- What the exercise asks:
From the entries below, copy every line where the string "icon" appears.

Stored data:
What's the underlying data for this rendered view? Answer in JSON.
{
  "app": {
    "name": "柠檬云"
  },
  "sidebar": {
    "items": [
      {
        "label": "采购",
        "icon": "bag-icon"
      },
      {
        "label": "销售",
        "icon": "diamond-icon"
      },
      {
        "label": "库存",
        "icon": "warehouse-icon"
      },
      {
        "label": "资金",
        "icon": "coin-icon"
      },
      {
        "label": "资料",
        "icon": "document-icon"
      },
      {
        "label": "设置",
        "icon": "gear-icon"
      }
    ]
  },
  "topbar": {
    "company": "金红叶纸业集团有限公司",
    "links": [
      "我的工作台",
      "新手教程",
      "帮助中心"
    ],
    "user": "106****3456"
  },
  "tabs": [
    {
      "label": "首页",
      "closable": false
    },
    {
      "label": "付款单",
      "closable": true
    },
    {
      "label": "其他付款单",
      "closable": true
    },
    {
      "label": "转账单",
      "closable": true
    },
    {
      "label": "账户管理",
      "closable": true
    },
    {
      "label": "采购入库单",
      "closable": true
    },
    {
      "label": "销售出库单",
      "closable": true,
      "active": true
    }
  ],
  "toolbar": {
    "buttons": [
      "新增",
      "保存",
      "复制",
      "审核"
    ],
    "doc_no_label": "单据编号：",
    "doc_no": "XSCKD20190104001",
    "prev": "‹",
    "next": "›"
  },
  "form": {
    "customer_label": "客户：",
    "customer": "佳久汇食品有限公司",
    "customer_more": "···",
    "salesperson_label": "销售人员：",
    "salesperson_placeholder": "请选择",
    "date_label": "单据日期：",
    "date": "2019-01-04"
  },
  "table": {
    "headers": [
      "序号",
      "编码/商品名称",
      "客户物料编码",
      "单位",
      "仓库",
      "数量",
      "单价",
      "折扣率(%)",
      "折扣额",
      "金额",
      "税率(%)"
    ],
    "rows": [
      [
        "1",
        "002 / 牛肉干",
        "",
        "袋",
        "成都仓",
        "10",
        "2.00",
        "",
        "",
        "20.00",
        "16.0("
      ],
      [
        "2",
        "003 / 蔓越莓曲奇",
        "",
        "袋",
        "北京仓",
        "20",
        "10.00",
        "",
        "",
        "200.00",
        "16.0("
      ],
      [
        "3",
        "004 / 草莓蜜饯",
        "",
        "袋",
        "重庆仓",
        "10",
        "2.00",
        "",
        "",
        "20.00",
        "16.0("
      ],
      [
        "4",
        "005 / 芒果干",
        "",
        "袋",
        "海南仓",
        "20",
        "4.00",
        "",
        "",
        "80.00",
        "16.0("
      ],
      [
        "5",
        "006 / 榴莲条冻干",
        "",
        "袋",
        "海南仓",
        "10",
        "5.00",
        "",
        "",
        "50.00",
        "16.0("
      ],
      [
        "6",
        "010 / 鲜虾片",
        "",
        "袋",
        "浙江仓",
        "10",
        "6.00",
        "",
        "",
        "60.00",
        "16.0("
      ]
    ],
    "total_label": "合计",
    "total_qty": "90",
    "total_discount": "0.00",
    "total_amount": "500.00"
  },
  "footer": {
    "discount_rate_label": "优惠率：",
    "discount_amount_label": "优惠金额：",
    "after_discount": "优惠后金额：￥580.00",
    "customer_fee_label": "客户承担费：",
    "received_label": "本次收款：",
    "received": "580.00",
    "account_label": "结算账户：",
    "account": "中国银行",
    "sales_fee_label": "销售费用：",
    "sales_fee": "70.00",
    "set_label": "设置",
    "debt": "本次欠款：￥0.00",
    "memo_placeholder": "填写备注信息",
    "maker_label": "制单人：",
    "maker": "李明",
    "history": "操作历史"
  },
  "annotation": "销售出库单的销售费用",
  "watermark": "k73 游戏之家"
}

- Expected output:
        "icon": "bag-icon"
        "icon": "diamond-icon"
        "icon": "warehouse-icon"
        "icon": "coin-icon"
        "icon": "document-icon"
        "icon": "gear-icon"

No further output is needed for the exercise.